==== Texto de apoio ====

A Reserva Extrativista Chico Mendes é uma unidade de conservação federal criada por Decreto Presidencial em 12 de março de 1990 e ocupa uma área de 970.570 hectares. Em novembro, o ministro Ricardo Salles, do Meio Ambiente, determinou a paralisação da fiscalização ambiental na reserva após uma reunião com infratores ambientais. Participaram do encontro um autor de ameaça de morte a um servidor do Instituto Chico Mendes de Conservação da Biodiversidade (ICMBio), um réu condenado por desmatamento e uma fazendeira que instalou um haras dentro de uma unidade de conservação.

O advogado conta que visitou o local na última semana e sentiu grande preocupação dos moradores por conta do discurso do governo Bolsonaro. Na visão dele, o cenário é até mais grave do que na época da morte de Chico Mendes.

“A diferença é que os desmatamentos antes eram feitos com motosserra. Os ‘empates’ eram feitos a partir de conversas com os operadores, que normalmente eram ex-seringueiros que tinham sido expulsos e que voltavam como desmatadores, trabalhando no desmatamento. Hoje, os fazendeiros começam a usar tratores, máquinas grandes, e aí o desmatamento é muito maior, mais rápido, mais violento”, acrescenta.

==== Dados fornecidos ====

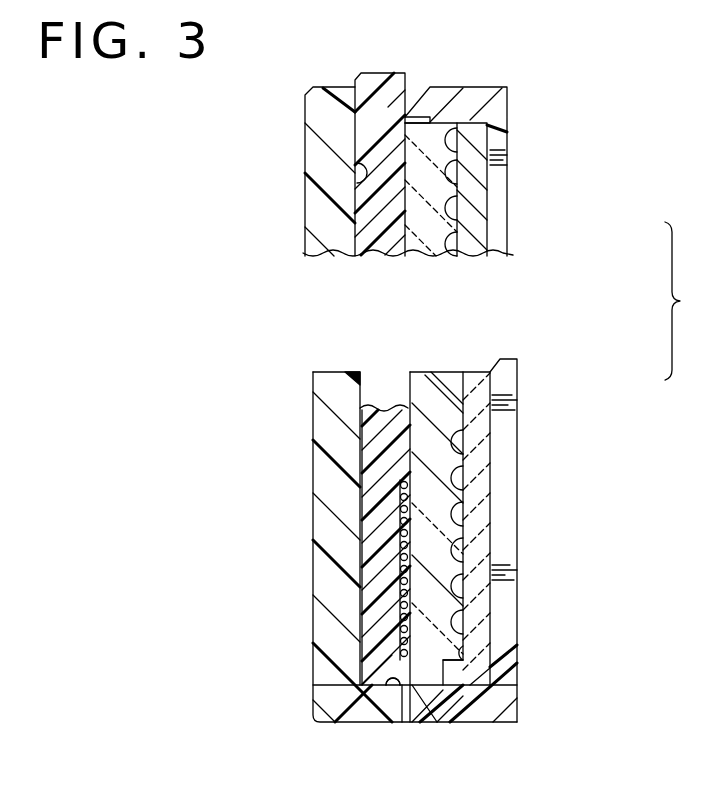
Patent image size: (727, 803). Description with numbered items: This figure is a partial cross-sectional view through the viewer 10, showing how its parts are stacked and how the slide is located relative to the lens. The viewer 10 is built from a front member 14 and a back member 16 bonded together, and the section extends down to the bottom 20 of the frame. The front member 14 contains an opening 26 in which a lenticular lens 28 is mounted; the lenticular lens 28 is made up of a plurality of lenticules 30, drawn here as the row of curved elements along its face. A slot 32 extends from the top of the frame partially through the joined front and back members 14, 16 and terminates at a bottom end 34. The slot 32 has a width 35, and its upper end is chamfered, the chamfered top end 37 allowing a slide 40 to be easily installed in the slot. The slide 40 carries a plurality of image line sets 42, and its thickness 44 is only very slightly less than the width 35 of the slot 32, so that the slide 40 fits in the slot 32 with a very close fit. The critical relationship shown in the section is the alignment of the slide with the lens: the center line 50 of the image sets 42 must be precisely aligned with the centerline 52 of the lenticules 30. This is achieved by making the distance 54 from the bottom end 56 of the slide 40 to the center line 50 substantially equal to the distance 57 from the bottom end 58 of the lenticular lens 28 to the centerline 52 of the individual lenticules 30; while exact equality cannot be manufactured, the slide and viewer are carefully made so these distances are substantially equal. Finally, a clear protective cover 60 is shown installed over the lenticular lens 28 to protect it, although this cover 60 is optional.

The viewer 10 is at (197, 448).
The front member 14 is at (503, 723).
The back member 16 is at (310, 705).
The bottom 20 is at (309, 87).
The opening 26 is at (508, 162).
The lenticular lens 28 is at (490, 417).
The lenticules 30 is at (437, 220).
The slot 32 is at (350, 166).
The bottom end of the slot 34 is at (407, 723).
The width of the slot 35 is at (440, 33).
The chamfered top end 37 is at (405, 115).
The slide 40 is at (360, 497).
The image line sets 42 is at (397, 645).
The thickness of the slide 44 is at (440, 325).
The center line of the image sets 50 is at (313, 640).
The centerline of the lenticules 52 is at (517, 640).
The distance from the bottom end of the slide 54 is at (313, 685).
The bottom end of the slide 56 is at (335, 700).
The distance from the bottom end of the lenticular lens 57 is at (517, 684).
The bottom end of the lenticular lens 58 is at (455, 723).
The clear protective cover 60 is at (490, 472).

====

### Tarefa curta A
Reescreva o trecho do texto sobre a Reserva Chico Mendes que começa nas palavras "O advogado conta" e vai até "morte de Chico Mendes.", inclusive, substituindo "moradores" por "habitantes".
### Tarefa curta B
Responda com base no texto sobre a Reserva Chico Mendes:
(i) Em que data a reserva foi criada?
(ii) Quem determinou a paralisação da fiscalização ambiental na reserva?
(iii) Que máquinas, segundo o advogado, os fazendeiros começam a usar hoje?
### Tarefa curta C
Diga se cada afirmação concorda com o texto sobre a Reserva Chico Mendes e justifique com as palavras do texto:
(i) A reserva ocupa uma área de 970.570 hectares.
(ii) O advogado considera o cenário atual menos grave do que na época da morte de Chico Mendes.
(iii) Antigamente, os desmatamentos eram feitos com tratores.
Responda com base apenas no texto, sem usar os registros.

### Resposta esperada A
O advogado conta que visitou o local na última semana e sentiu grande preocupação dos habitantes por conta do discurso do governo Bolsonaro. Na visão dele, o cenário é até mais grave do que na época da morte de Chico Mendes.

### Resposta esperada B
(i) Em 12 de março de 1990.
(ii) O ministro do Meio Ambiente, Ricardo Salles.
(iii) Tratores e máquinas grandes.

### Resposta esperada C
(i) Sim: "ocupa uma área de 970.570 hectares".
(ii) Não: "o cenário é até mais grave do que na época da morte de Chico Mendes".
(iii) Não: "os desmatamentos antes eram feitos com motosserra".